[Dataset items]
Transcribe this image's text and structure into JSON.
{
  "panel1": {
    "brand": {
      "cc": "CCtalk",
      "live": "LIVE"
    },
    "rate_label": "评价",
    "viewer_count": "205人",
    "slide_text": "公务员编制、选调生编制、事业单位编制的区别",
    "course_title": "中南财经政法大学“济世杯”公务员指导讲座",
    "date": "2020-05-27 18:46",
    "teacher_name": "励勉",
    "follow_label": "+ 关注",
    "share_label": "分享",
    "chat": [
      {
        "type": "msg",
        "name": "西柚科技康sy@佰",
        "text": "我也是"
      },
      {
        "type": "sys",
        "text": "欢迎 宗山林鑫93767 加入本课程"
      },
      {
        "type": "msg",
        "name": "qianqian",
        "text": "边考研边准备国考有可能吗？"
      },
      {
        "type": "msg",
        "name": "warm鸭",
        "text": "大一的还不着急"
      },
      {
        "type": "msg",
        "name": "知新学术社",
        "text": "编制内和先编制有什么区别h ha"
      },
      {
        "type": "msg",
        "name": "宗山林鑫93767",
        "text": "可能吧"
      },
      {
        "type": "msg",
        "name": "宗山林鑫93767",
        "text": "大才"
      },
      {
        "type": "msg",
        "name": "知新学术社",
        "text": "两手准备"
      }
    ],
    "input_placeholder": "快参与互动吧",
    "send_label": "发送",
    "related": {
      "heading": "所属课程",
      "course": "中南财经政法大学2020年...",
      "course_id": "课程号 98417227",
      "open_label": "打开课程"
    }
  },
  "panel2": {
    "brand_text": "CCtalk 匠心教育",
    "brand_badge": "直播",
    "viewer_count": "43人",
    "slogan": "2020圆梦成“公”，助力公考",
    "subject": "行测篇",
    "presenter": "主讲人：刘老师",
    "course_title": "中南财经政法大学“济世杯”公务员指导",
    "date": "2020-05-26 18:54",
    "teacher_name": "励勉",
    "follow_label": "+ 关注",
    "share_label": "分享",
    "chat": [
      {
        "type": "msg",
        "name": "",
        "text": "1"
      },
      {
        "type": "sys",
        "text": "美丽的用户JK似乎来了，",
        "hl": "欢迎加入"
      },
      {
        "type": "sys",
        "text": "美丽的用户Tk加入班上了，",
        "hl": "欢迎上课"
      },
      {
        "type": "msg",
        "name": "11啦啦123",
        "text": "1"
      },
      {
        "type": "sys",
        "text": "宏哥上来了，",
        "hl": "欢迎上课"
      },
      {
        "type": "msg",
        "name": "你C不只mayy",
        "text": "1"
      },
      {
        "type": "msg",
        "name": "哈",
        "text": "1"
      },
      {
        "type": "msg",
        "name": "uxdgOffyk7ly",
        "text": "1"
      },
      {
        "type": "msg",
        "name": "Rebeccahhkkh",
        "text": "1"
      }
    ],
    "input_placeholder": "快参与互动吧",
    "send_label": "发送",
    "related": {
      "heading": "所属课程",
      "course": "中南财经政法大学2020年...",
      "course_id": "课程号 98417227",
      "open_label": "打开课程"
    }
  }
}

• [Task requirements]:
Please copy out each record, character for character.

• [Reply to the exercise]:
Transcribe this image's text and structure into JSON.
{
  "panel1": {
    "brand": {
      "cc": "CCtalk",
      "live": "LIVE"
    },
    "rate_label": "评价",
    "viewer_count": "205人",
    "slide_text": "公务员编制、选调生编制、事业单位编制的区别",
    "course_title": "中南财经政法大学“济世杯”公务员指导讲座",
    "date": "2020-05-27 18:46",
    "teacher_name": "励勉",
    "follow_label": "+ 关注",
    "share_label": "分享",
    "chat": [
      {
        "type": "msg",
        "name": "西柚科技康sy@佰",
        "text": "我也是"
      },
      {
        "type": "sys",
        "text": "欢迎 宗山林鑫93767 加入本课程"
      },
      {
        "type": "msg",
        "name": "qianqian",
        "text": "边考研边准备国考有可能吗？"
      },
      {
        "type": "msg",
        "name": "warm鸭",
        "text": "大一的还不着急"
      },
      {
        "type": "msg",
        "name": "知新学术社",
        "text": "编制内和先编制有什么区别h ha"
      },
      {
        "type": "msg",
        "name": "宗山林鑫93767",
        "text": "可能吧"
      },
      {
        "type": "msg",
        "name": "宗山林鑫93767",
        "text": "大才"
      },
      {
        "type": "msg",
        "name": "知新学术社",
        "text": "两手准备"
      }
    ],
    "input_placeholder": "快参与互动吧",
    "send_label": "发送",
    "related": {
      "heading": "所属课程",
      "course": "中南财经政法大学2020年...",
      "course_id": "课程号 98417227",
      "open_label": "打开课程"
    }
  },
  "panel2": {
    "brand_text": "CCtalk 匠心教育",
    "brand_badge": "直播",
    "viewer_count": "43人",
    "slogan": "2020圆梦成“公”，助力公考",
    "subject": "行测篇",
    "presenter": "主讲人：刘老师",
    "course_title": "中南财经政法大学“济世杯”公务员指导",
    "date": "2020-05-26 18:54",
    "teacher_name": "励勉",
    "follow_label": "+ 关注",
    "share_label": "分享",
    "chat": [
      {
        "type": "msg",
        "name": "",
        "text": "1"
      },
      {
        "type": "sys",
        "text": "美丽的用户JK似乎来了，",
        "hl": "欢迎加入"
      },
      {
        "type": "sys",
        "text": "美丽的用户Tk加入班上了，",
        "hl": "欢迎上课"
      },
      {
        "type": "msg",
        "name": "11啦啦123",
        "text": "1"
      },
      {
        "type": "sys",
        "text": "宏哥上来了，",
        "hl": "欢迎上课"
      },
      {
        "type": "msg",
        "name": "你C不只mayy",
        "text": "1"
      },
      {
        "type": "msg",
        "name": "哈",
        "text": "1"
      },
      {
        "type": "msg",
        "name": "uxdgOffyk7ly",
        "text": "1"
      },
      {
        "type": "msg",
        "name": "Rebeccahhkkh",
        "text": "1"
      }
    ],
    "input_placeholder": "快参与互动吧",
    "send_label": "发送",
    "related": {
      "heading": "所属课程",
      "course": "中南财经政法大学2020年...",
      "course_id": "课程号 98417227",
      "open_label": "打开课程"
    }
  }
}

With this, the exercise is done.